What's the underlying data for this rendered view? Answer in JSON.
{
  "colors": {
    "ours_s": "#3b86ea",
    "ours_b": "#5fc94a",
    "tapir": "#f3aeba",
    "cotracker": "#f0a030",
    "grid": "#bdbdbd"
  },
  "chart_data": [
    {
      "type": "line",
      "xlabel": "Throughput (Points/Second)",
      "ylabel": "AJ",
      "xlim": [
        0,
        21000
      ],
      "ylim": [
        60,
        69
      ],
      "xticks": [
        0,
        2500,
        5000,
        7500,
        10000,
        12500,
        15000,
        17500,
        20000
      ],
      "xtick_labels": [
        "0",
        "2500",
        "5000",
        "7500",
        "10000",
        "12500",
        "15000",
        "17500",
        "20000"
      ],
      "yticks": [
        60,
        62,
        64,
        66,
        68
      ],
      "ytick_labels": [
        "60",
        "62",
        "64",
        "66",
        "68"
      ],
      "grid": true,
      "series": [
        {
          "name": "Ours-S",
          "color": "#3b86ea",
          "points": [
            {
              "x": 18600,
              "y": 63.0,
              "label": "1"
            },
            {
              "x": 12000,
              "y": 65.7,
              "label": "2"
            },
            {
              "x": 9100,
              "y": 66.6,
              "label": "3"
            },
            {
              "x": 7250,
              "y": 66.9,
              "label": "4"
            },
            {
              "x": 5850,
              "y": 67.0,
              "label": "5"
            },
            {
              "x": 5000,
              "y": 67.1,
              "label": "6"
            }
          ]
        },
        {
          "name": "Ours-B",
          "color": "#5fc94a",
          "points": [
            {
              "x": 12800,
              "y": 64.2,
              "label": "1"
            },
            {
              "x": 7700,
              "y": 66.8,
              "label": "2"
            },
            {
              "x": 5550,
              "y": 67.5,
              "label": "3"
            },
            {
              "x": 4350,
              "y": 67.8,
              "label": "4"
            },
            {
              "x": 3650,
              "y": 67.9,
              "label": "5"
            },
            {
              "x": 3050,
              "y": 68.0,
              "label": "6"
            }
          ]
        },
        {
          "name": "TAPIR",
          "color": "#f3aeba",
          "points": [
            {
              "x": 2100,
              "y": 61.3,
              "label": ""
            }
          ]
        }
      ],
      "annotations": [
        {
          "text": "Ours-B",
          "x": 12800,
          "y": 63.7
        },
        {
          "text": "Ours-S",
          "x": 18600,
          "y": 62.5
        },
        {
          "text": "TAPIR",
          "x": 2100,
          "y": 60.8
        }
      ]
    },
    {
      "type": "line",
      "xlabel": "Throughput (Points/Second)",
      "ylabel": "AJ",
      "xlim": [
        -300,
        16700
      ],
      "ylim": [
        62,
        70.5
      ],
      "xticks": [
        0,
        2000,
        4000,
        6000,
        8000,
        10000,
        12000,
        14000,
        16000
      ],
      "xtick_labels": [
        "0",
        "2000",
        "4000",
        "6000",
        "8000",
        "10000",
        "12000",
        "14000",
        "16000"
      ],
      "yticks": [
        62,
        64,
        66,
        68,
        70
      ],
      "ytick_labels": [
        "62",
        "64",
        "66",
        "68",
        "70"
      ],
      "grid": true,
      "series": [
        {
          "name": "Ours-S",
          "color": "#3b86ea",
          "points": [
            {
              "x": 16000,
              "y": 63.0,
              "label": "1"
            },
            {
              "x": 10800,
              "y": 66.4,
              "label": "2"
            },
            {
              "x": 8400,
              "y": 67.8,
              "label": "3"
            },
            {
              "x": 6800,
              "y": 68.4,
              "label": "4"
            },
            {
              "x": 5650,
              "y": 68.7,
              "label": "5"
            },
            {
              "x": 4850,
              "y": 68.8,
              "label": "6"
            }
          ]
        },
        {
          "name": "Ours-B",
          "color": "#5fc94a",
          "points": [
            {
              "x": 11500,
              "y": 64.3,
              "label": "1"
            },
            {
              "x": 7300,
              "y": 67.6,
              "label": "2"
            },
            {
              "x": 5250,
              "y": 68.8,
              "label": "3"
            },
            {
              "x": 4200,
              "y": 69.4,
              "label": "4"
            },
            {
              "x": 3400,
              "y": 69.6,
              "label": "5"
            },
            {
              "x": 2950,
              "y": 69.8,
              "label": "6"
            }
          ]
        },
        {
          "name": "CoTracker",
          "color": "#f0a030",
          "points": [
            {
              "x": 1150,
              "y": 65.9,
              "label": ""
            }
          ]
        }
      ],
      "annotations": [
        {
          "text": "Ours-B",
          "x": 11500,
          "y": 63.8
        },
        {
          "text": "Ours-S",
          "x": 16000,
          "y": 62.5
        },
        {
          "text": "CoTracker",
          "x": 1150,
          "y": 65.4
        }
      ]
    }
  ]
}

- _What you need to do_: All of the lines above must be returned exactly.

- _Response to the task_:
What's the underlying data for this rendered view? Answer in JSON.
{
  "colors": {
    "ours_s": "#3b86ea",
    "ours_b": "#5fc94a",
    "tapir": "#f3aeba",
    "cotracker": "#f0a030",
    "grid": "#bdbdbd"
  },
  "chart_data": [
    {
      "type": "line",
      "xlabel": "Throughput (Points/Second)",
      "ylabel": "AJ",
      "xlim": [
        0,
        21000
      ],
      "ylim": [
        60,
        69
      ],
      "xticks": [
        0,
        2500,
        5000,
        7500,
        10000,
        12500,
        15000,
        17500,
        20000
      ],
      "xtick_labels": [
        "0",
        "2500",
        "5000",
        "7500",
        "10000",
        "12500",
        "15000",
        "17500",
        "20000"
      ],
      "yticks": [
        60,
        62,
        64,
        66,
        68
      ],
      "ytick_labels": [
        "60",
        "62",
        "64",
        "66",
        "68"
      ],
      "grid": true,
      "series": [
        {
          "name": "Ours-S",
          "color": "#3b86ea",
          "points": [
            {
              "x": 18600,
              "y": 63.0,
              "label": "1"
            },
            {
              "x": 12000,
              "y": 65.7,
              "label": "2"
            },
            {
              "x": 9100,
              "y": 66.6,
              "label": "3"
            },
            {
              "x": 7250,
              "y": 66.9,
              "label": "4"
            },
            {
              "x": 5850,
              "y": 67.0,
              "label": "5"
            },
            {
              "x": 5000,
              "y": 67.1,
              "label": "6"
            }
          ]
        },
        {
          "name": "Ours-B",
          "color": "#5fc94a",
          "points": [
            {
              "x": 12800,
              "y": 64.2,
              "label": "1"
            },
            {
              "x": 7700,
              "y": 66.8,
              "label": "2"
            },
            {
              "x": 5550,
              "y": 67.5,
              "label": "3"
            },
            {
              "x": 4350,
              "y": 67.8,
              "label": "4"
            },
            {
              "x": 3650,
              "y": 67.9,
              "label": "5"
            },
            {
              "x": 3050,
              "y": 68.0,
              "label": "6"
            }
          ]
        },
        {
          "name": "TAPIR",
          "color": "#f3aeba",
          "points": [
            {
              "x": 2100,
              "y": 61.3,
              "label": ""
            }
          ]
        }
      ],
      "annotations": [
        {
          "text": "Ours-B",
          "x": 12800,
          "y": 63.7
        },
        {
          "text": "Ours-S",
          "x": 18600,
          "y": 62.5
        },
        {
          "text": "TAPIR",
          "x": 2100,
          "y": 60.8
        }
      ]
    },
    {
      "type": "line",
      "xlabel": "Throughput (Points/Second)",
      "ylabel": "AJ",
      "xlim": [
        -300,
        16700
      ],
      "ylim": [
        62,
        70.5
      ],
      "xticks": [
        0,
        2000,
        4000,
        6000,
        8000,
        10000,
        12000,
        14000,
        16000
      ],
      "xtick_labels": [
        "0",
        "2000",
        "4000",
        "6000",
        "8000",
        "10000",
        "12000",
        "14000",
        "16000"
      ],
      "yticks": [
        62,
        64,
        66,
        68,
        70
      ],
      "ytick_labels": [
        "62",
        "64",
        "66",
        "68",
        "70"
      ],
      "grid": true,
      "series": [
        {
          "name": "Ours-S",
          "color": "#3b86ea",
          "points": [
            {
              "x": 16000,
              "y": 63.0,
              "label": "1"
            },
            {
              "x": 10800,
              "y": 66.4,
              "label": "2"
            },
            {
              "x": 8400,
              "y": 67.8,
              "label": "3"
            },
            {
              "x": 6800,
              "y": 68.4,
              "label": "4"
            },
            {
              "x": 5650,
              "y": 68.7,
              "label": "5"
            },
            {
              "x": 4850,
              "y": 68.8,
              "label": "6"
            }
          ]
        },
        {
          "name": "Ours-B",
          "color": "#5fc94a",
          "points": [
            {
              "x": 11500,
              "y": 64.3,
              "label": "1"
            },
            {
              "x": 7300,
              "y": 67.6,
              "label": "2"
            },
            {
              "x": 5250,
              "y": 68.8,
              "label": "3"
            },
            {
              "x": 4200,
              "y": 69.4,
              "label": "4"
            },
            {
              "x": 3400,
              "y": 69.6,
              "label": "5"
            },
            {
              "x": 2950,
              "y": 69.8,
              "label": "6"
            }
          ]
        },
        {
          "name": "CoTracker",
          "color": "#f0a030",
          "points": [
            {
              "x": 1150,
              "y": 65.9,
              "label": ""
            }
          ]
        }
      ],
      "annotations": [
        {
          "text": "Ours-B",
          "x": 11500,
          "y": 63.8
        },
        {
          "text": "Ours-S",
          "x": 16000,
          "y": 62.5
        },
        {
          "text": "CoTracker",
          "x": 1150,
          "y": 65.4
        }
      ]
    }
  ]
}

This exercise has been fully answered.